[START OF Data lines]

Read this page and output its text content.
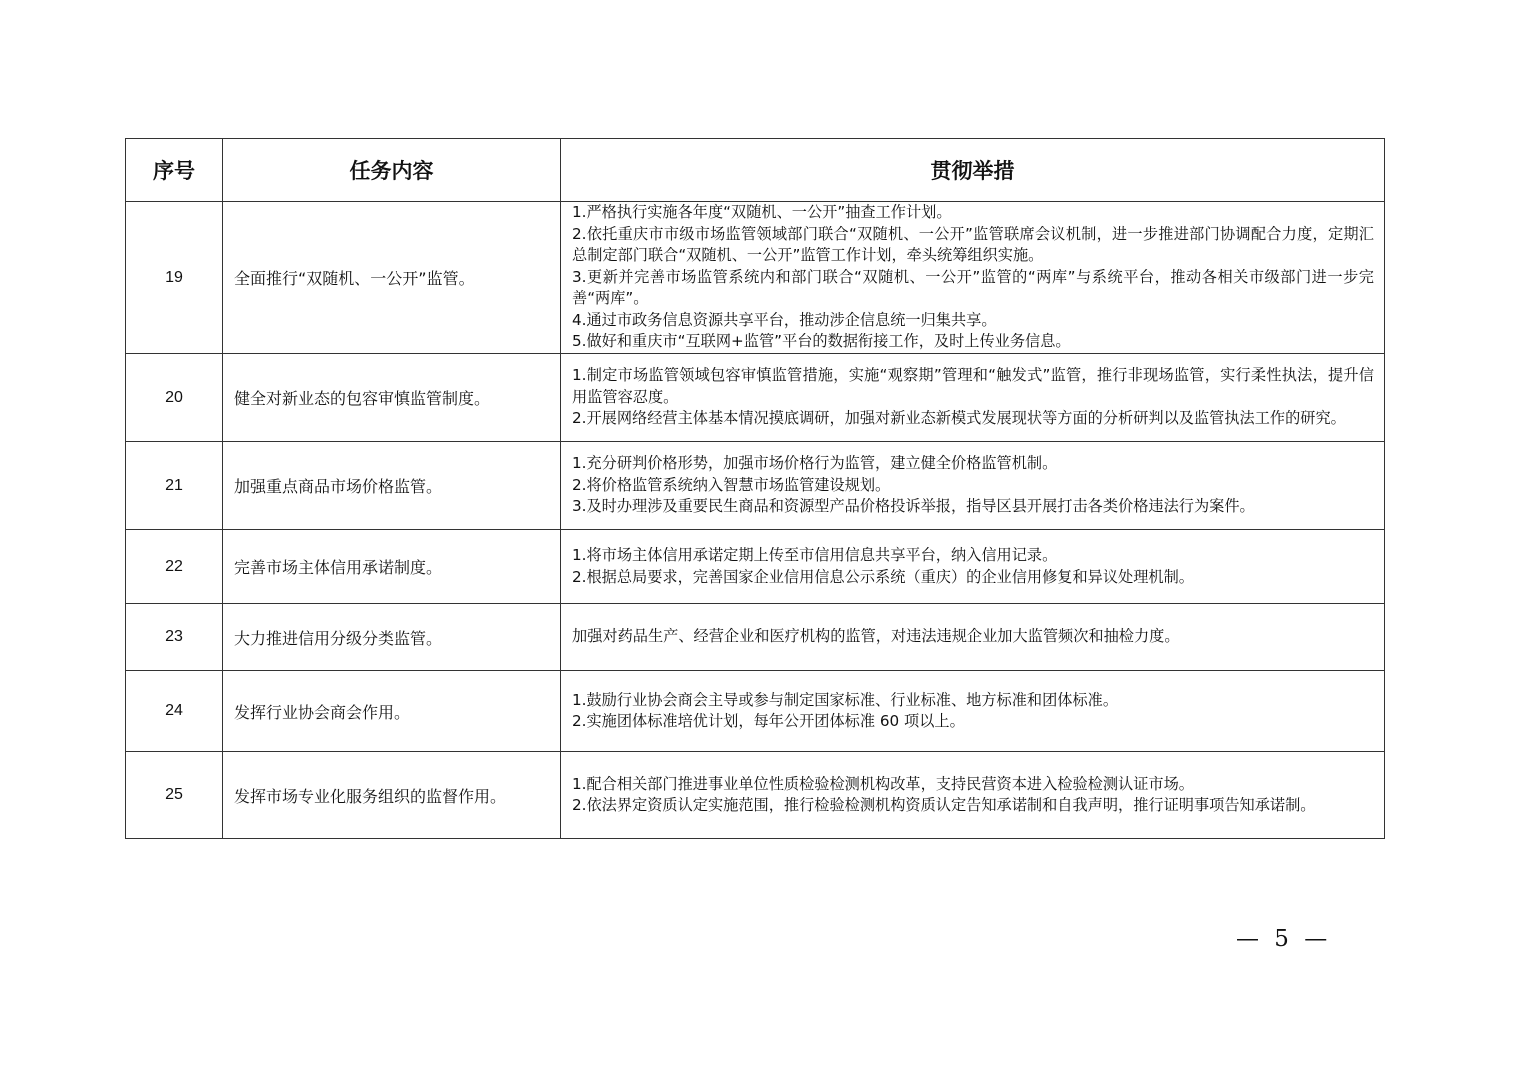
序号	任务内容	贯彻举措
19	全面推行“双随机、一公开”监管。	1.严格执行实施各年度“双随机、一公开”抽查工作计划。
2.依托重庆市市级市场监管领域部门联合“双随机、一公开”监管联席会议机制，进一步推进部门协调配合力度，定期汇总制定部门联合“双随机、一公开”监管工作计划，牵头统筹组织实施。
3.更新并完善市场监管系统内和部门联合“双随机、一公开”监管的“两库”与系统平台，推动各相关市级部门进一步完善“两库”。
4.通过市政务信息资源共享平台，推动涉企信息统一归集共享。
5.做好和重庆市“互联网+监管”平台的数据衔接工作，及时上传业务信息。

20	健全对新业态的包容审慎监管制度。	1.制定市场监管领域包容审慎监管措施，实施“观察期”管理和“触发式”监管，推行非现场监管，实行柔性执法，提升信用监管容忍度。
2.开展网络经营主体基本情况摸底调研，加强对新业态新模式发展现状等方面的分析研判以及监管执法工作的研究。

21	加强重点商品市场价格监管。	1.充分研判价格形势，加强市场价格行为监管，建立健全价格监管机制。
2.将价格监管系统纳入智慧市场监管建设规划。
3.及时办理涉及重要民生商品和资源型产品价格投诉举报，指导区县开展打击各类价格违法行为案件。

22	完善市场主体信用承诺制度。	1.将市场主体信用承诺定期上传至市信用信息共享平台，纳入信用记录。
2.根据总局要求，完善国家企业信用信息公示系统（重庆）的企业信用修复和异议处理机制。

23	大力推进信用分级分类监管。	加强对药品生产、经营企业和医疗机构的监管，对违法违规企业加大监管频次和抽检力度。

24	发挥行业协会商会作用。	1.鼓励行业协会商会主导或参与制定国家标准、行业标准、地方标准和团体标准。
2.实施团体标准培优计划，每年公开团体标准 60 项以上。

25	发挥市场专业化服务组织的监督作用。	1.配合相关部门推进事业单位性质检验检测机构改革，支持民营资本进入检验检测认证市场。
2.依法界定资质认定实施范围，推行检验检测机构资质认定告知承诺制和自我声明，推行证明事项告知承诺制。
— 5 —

[END OF Data lines]
[START OF Data lines]

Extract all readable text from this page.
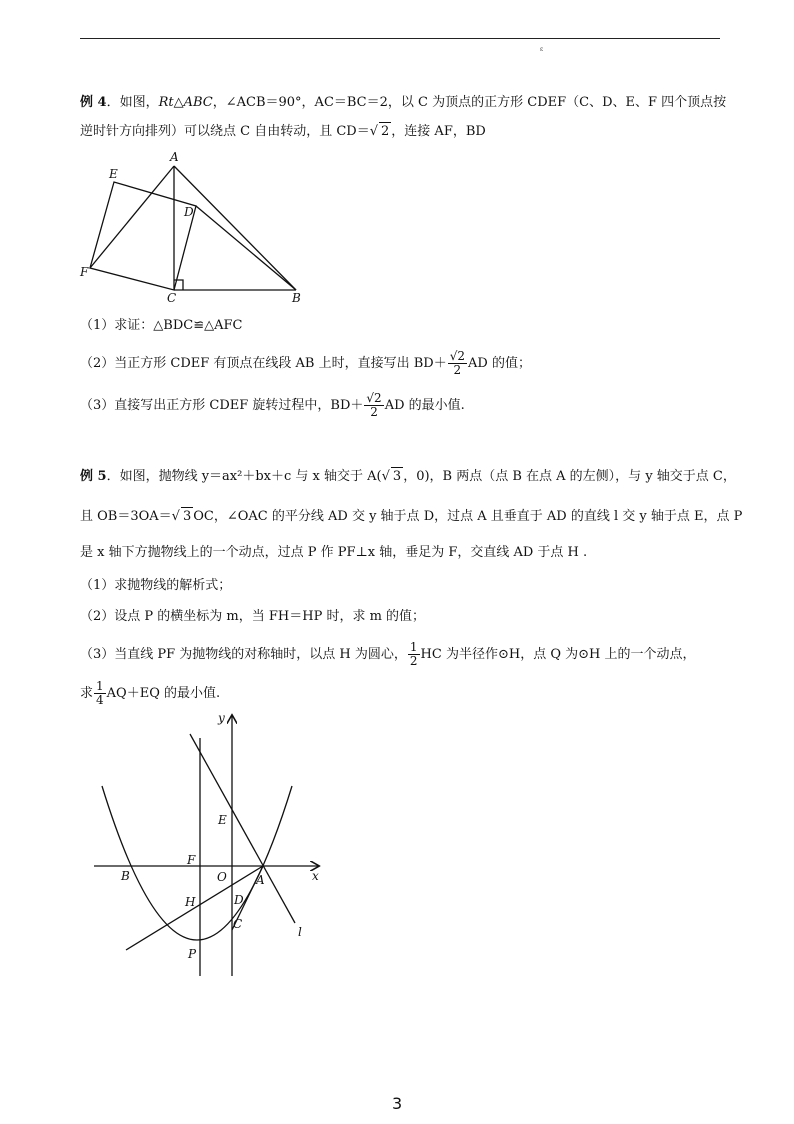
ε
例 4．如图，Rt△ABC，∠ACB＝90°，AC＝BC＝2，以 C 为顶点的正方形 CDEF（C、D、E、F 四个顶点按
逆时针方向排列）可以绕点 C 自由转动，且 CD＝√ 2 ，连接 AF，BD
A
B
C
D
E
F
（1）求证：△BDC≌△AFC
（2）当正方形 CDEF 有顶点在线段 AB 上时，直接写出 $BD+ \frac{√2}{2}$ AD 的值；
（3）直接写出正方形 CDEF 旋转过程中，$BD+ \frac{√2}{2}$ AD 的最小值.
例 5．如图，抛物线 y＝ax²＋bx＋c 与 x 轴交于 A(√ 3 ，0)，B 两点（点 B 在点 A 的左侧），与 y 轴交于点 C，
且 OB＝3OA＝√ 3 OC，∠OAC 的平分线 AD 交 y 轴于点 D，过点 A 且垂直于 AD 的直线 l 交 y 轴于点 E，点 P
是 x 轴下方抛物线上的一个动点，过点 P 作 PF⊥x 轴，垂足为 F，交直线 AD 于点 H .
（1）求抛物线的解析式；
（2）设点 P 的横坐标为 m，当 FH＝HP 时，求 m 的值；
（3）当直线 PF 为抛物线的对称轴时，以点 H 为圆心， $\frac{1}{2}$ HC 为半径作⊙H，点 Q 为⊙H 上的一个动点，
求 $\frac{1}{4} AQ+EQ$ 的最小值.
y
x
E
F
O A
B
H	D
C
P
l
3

[END OF Data lines]
[START OF Data lines]

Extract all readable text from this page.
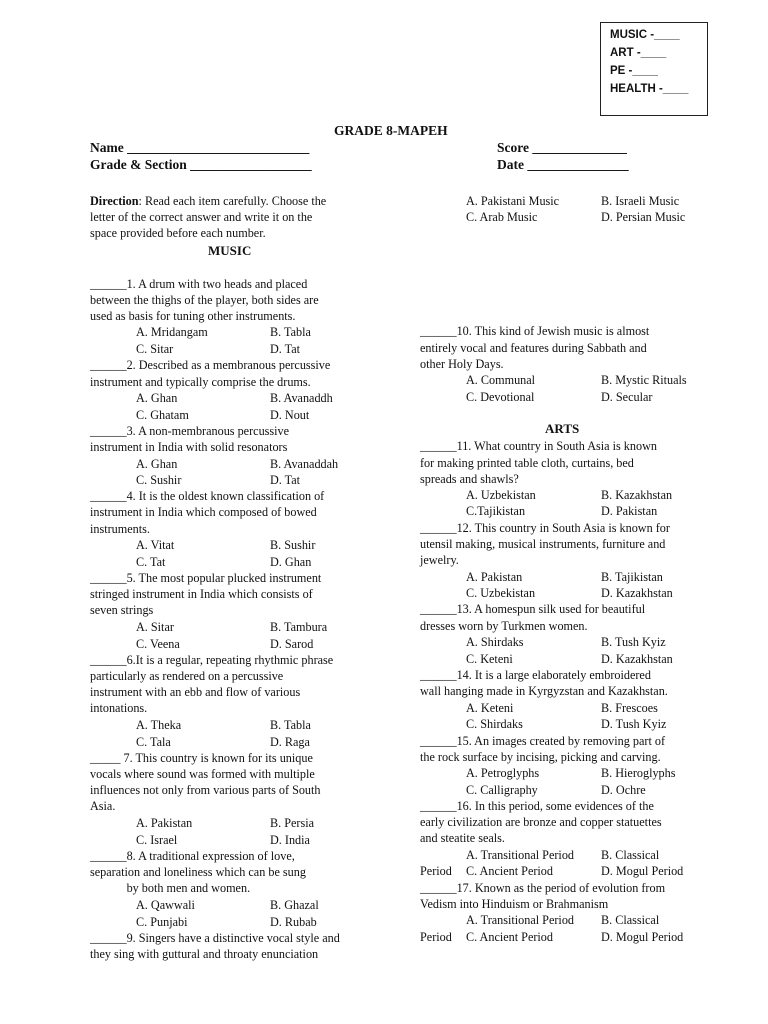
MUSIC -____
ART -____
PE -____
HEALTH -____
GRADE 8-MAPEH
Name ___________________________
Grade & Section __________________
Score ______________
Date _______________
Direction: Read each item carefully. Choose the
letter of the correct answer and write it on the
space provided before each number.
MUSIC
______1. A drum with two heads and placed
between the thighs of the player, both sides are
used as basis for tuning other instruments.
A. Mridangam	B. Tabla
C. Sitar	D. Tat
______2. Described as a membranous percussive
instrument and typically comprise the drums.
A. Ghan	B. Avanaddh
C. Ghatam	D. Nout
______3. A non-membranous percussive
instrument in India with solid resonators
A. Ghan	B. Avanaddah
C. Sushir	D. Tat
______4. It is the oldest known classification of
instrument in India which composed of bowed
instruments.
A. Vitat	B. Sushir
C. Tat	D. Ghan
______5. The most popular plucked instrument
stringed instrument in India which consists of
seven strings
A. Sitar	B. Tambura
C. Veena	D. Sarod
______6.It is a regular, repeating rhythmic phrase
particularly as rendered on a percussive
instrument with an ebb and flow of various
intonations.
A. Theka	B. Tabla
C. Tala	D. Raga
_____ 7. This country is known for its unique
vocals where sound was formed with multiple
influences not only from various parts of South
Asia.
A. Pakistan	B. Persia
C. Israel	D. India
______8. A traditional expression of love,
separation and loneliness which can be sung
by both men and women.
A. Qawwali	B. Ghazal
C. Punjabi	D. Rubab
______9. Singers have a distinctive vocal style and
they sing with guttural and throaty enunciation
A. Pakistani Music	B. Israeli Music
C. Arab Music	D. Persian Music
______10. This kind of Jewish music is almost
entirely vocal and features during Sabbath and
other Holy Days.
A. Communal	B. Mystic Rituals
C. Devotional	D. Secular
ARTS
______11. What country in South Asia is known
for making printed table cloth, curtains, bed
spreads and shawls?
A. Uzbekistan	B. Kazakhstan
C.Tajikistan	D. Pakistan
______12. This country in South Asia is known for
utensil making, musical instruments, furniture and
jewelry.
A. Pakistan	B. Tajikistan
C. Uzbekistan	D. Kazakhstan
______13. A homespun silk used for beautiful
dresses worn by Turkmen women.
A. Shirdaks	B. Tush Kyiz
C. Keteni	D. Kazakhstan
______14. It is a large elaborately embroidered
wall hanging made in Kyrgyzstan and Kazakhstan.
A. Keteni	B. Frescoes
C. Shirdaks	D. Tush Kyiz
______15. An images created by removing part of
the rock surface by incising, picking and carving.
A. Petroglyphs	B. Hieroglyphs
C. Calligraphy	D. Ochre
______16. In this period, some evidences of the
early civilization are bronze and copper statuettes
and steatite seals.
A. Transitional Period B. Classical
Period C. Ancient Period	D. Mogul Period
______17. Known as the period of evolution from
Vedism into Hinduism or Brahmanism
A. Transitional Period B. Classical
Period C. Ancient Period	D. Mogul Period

[END OF Data lines]

■ **Task prompt**:
Gather up every line in the data above that contains the word "Kazakhstan", copying each one.

■ **Final answer**:
A. Uzbekistan	B. Kazakhstan
C. Uzbekistan	D. Kazakhstan
C. Keteni	D. Kazakhstan
wall hanging made in Kyrgyzstan and Kazakhstan.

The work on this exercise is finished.